═════ GIVEN RECORDS

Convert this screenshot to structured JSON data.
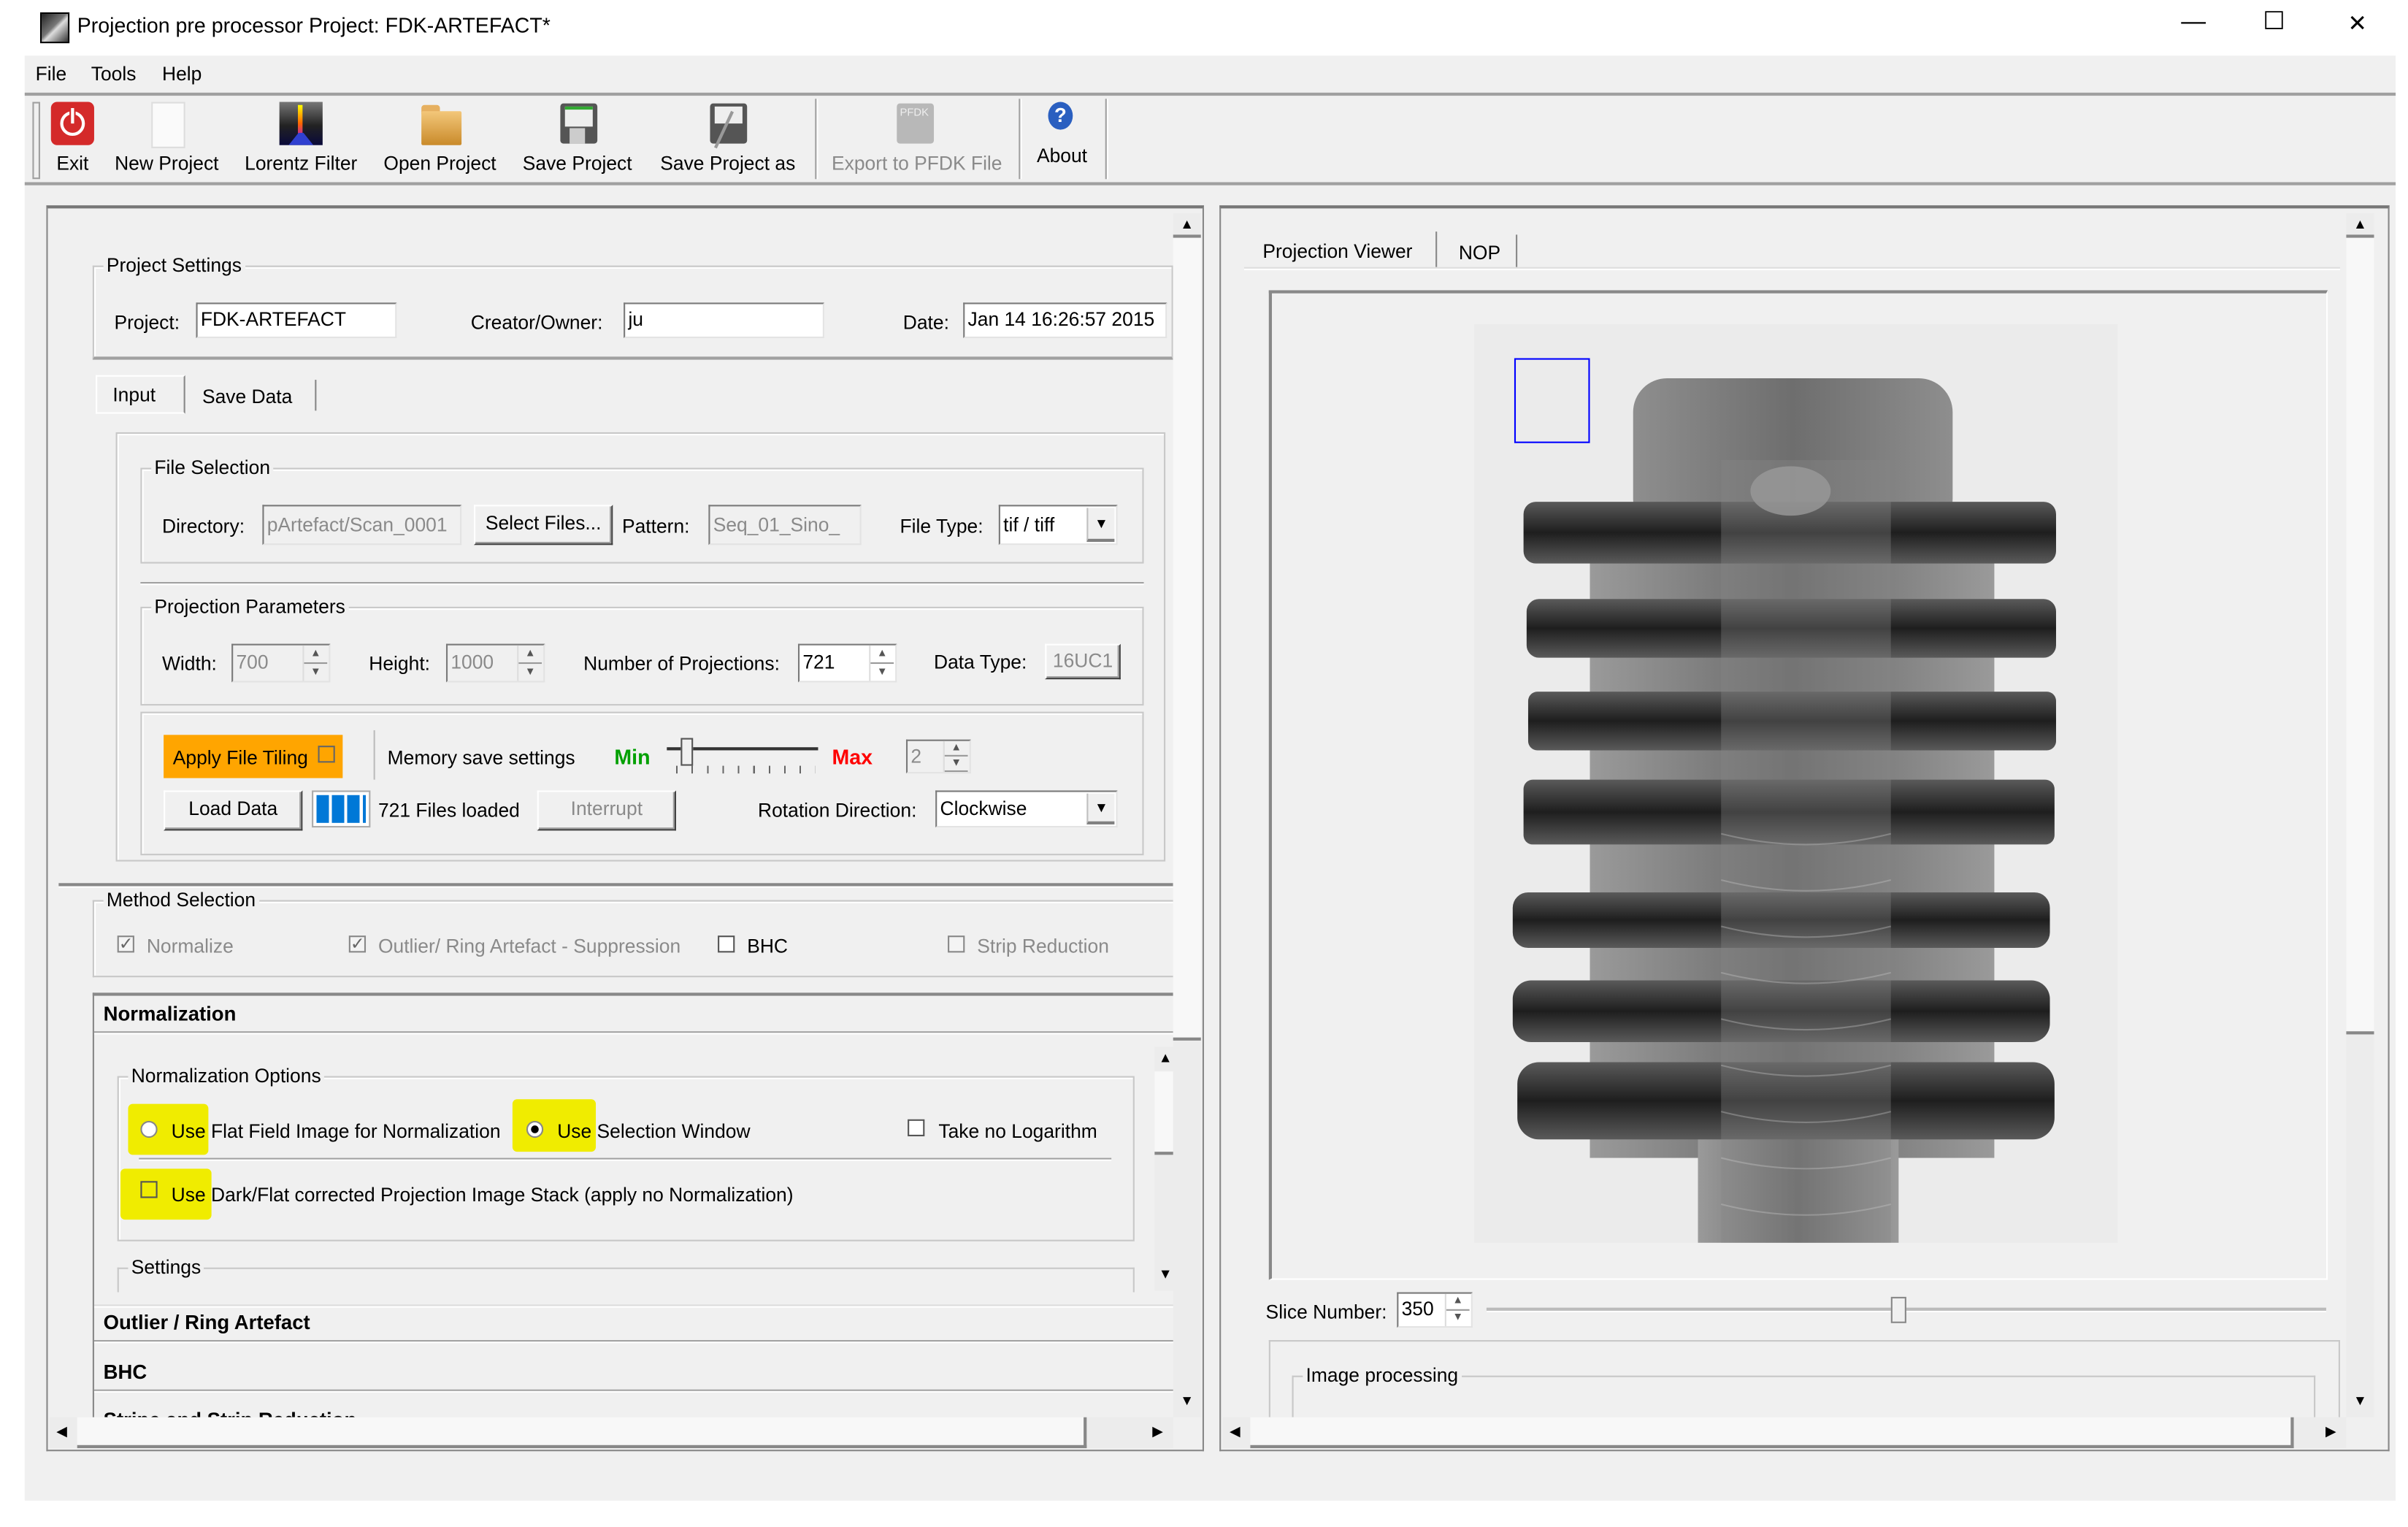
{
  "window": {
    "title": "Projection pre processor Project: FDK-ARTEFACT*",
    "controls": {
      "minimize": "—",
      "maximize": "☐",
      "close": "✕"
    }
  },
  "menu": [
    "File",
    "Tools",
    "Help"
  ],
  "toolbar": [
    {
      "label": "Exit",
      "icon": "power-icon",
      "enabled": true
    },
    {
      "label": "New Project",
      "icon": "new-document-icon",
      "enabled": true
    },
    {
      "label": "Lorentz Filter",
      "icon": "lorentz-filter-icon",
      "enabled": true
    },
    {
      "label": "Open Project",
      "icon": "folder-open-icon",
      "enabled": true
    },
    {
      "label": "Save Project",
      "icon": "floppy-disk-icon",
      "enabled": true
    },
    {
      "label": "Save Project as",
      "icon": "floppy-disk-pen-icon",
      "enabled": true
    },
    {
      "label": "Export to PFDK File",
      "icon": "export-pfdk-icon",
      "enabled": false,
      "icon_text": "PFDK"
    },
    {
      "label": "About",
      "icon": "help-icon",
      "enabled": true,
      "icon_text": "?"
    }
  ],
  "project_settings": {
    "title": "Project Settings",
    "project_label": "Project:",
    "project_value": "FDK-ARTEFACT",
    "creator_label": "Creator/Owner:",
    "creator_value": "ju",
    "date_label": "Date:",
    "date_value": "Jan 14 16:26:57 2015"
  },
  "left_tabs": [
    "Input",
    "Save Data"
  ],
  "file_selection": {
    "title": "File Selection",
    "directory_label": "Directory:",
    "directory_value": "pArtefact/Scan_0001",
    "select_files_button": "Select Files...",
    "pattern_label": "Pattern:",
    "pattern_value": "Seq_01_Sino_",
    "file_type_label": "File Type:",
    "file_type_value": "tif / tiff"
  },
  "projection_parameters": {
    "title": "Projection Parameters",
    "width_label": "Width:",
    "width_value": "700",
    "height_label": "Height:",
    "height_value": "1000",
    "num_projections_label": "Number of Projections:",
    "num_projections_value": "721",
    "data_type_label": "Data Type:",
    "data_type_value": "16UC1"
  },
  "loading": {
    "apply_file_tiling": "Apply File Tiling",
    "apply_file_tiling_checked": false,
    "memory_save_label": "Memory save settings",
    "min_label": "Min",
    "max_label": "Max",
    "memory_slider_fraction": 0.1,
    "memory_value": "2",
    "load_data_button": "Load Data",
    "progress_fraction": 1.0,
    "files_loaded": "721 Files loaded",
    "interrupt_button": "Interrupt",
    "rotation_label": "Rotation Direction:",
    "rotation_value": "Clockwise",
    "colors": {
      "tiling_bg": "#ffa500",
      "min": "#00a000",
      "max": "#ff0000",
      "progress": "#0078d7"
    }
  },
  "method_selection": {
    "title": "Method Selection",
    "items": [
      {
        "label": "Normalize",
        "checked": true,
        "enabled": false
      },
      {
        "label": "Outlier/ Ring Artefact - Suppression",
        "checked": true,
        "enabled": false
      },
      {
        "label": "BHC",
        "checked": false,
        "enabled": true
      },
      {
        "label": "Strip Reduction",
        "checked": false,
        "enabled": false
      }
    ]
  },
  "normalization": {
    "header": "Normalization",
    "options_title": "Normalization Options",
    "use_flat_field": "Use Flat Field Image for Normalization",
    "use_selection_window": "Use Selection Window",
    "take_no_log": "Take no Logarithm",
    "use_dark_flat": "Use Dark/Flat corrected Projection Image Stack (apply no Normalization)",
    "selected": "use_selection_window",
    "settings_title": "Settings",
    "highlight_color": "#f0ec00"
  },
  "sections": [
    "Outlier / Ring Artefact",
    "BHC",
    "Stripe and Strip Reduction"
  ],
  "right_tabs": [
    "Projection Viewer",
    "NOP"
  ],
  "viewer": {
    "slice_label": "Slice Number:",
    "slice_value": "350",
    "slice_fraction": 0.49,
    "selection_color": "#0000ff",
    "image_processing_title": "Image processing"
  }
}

══════════

* WRITTEN TASK:
In the listing, find each line with the string "disk" and copy it.

* SOLUTION TO THIS EXERCISE:
      "icon": "floppy-disk-icon",
      "icon": "floppy-disk-pen-icon",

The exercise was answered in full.